Dataset records:
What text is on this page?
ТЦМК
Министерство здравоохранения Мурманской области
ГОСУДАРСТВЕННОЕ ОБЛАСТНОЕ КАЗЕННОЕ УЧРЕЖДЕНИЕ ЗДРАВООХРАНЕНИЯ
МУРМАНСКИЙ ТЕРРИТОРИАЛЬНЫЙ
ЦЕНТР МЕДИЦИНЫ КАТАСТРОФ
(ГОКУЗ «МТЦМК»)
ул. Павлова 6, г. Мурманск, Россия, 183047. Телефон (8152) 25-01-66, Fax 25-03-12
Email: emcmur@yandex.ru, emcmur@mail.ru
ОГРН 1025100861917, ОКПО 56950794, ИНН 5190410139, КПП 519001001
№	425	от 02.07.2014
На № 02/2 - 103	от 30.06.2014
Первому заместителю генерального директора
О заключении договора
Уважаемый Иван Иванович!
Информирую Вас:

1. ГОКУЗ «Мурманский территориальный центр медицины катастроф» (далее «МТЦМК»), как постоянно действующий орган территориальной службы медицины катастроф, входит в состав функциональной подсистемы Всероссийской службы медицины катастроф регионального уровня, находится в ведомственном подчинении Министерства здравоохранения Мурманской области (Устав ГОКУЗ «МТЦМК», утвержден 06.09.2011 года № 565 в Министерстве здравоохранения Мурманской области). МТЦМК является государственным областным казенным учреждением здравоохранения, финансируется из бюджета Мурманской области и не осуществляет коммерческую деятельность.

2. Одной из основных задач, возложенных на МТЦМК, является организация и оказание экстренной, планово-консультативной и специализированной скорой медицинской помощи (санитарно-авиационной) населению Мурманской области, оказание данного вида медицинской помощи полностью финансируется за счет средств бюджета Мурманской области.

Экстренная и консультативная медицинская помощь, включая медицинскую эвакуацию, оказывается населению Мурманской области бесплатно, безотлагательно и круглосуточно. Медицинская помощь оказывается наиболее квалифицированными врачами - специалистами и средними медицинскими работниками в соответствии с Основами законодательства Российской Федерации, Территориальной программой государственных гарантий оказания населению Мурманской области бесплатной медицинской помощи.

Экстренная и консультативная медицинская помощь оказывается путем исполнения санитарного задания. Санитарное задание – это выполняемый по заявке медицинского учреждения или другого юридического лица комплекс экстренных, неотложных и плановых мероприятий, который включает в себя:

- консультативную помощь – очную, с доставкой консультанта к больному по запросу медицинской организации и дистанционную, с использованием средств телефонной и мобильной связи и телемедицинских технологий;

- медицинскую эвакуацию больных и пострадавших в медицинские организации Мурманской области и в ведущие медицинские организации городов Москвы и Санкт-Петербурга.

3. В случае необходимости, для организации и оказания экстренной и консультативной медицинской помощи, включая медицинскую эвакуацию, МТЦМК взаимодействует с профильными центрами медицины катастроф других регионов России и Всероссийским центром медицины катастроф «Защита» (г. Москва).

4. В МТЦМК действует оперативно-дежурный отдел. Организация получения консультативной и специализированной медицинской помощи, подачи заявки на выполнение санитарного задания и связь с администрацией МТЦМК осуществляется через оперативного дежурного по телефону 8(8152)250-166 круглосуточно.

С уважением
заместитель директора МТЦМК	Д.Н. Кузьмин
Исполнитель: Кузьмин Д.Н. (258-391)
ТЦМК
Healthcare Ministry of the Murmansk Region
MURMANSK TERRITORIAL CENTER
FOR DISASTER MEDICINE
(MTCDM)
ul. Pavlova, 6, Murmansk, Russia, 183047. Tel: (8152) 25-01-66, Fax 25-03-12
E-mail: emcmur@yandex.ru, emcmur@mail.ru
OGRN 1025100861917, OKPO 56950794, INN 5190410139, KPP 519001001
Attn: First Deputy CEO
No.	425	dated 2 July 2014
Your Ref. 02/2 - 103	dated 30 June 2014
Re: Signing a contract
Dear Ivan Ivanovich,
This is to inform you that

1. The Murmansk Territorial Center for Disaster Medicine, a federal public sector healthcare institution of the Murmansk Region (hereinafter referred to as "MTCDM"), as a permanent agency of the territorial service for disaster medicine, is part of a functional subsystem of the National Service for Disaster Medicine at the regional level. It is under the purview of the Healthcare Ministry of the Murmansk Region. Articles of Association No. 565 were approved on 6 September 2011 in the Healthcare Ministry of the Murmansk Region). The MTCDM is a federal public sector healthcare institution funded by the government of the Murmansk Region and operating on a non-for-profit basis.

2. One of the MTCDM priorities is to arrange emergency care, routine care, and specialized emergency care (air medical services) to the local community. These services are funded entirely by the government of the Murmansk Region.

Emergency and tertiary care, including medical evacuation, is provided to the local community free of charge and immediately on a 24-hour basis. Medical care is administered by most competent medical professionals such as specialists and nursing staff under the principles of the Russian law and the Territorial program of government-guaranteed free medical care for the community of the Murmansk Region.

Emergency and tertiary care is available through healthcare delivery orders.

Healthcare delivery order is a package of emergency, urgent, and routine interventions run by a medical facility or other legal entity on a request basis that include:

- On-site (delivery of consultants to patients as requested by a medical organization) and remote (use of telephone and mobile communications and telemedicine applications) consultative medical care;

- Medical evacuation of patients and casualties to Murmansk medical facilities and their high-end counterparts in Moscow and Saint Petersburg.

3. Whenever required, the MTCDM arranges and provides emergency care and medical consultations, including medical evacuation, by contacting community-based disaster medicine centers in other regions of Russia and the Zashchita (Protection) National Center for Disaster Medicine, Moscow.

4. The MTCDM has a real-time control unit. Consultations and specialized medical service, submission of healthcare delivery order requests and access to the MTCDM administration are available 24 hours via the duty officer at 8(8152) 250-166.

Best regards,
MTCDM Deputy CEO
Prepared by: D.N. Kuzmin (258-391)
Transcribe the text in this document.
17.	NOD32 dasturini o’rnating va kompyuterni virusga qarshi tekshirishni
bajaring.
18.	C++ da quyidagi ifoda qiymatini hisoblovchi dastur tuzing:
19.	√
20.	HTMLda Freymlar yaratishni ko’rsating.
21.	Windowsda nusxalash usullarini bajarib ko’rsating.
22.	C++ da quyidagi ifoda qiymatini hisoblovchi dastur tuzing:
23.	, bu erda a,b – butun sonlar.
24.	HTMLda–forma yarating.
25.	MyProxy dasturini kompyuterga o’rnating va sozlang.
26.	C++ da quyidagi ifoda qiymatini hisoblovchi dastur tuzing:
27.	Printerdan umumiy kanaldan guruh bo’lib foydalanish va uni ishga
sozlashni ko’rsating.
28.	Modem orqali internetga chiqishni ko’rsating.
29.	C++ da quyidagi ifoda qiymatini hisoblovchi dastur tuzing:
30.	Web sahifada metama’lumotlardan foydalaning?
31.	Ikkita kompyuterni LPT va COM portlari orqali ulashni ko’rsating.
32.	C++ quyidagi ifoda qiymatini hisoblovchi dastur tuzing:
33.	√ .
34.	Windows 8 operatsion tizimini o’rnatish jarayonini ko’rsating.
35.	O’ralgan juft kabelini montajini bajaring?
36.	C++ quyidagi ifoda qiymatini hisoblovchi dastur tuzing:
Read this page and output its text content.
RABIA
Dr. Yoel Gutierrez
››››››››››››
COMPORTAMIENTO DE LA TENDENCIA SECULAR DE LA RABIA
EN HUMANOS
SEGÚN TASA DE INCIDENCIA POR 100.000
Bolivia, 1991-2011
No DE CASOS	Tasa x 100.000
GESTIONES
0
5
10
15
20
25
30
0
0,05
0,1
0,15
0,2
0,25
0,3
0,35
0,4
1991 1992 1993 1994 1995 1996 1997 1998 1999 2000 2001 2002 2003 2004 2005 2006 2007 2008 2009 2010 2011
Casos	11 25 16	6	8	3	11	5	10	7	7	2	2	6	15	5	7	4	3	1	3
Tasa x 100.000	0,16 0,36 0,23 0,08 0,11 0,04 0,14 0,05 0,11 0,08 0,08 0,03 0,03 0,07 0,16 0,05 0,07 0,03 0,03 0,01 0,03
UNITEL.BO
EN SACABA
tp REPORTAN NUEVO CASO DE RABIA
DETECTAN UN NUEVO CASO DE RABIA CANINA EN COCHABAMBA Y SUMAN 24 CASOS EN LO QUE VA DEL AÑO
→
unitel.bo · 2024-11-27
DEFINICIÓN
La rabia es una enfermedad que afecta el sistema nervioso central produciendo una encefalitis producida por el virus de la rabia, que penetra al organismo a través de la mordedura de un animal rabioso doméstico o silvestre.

> _Work item_:
Only lines with the word "Moscow" are needed. Copy them from the preceding records.

> _Response to this task_:
- Medical evacuation of patients and casualties to Murmansk medical facilities and their high-end counterparts in Moscow and Saint Petersburg.
3. Whenever required, the MTCDM arranges and provides emergency care and medical consultations, including medical evacuation, by contacting community-based disaster medicine centers in other regions of Russia and the Zashchita (Protection) National Center for Disaster Medicine, Moscow.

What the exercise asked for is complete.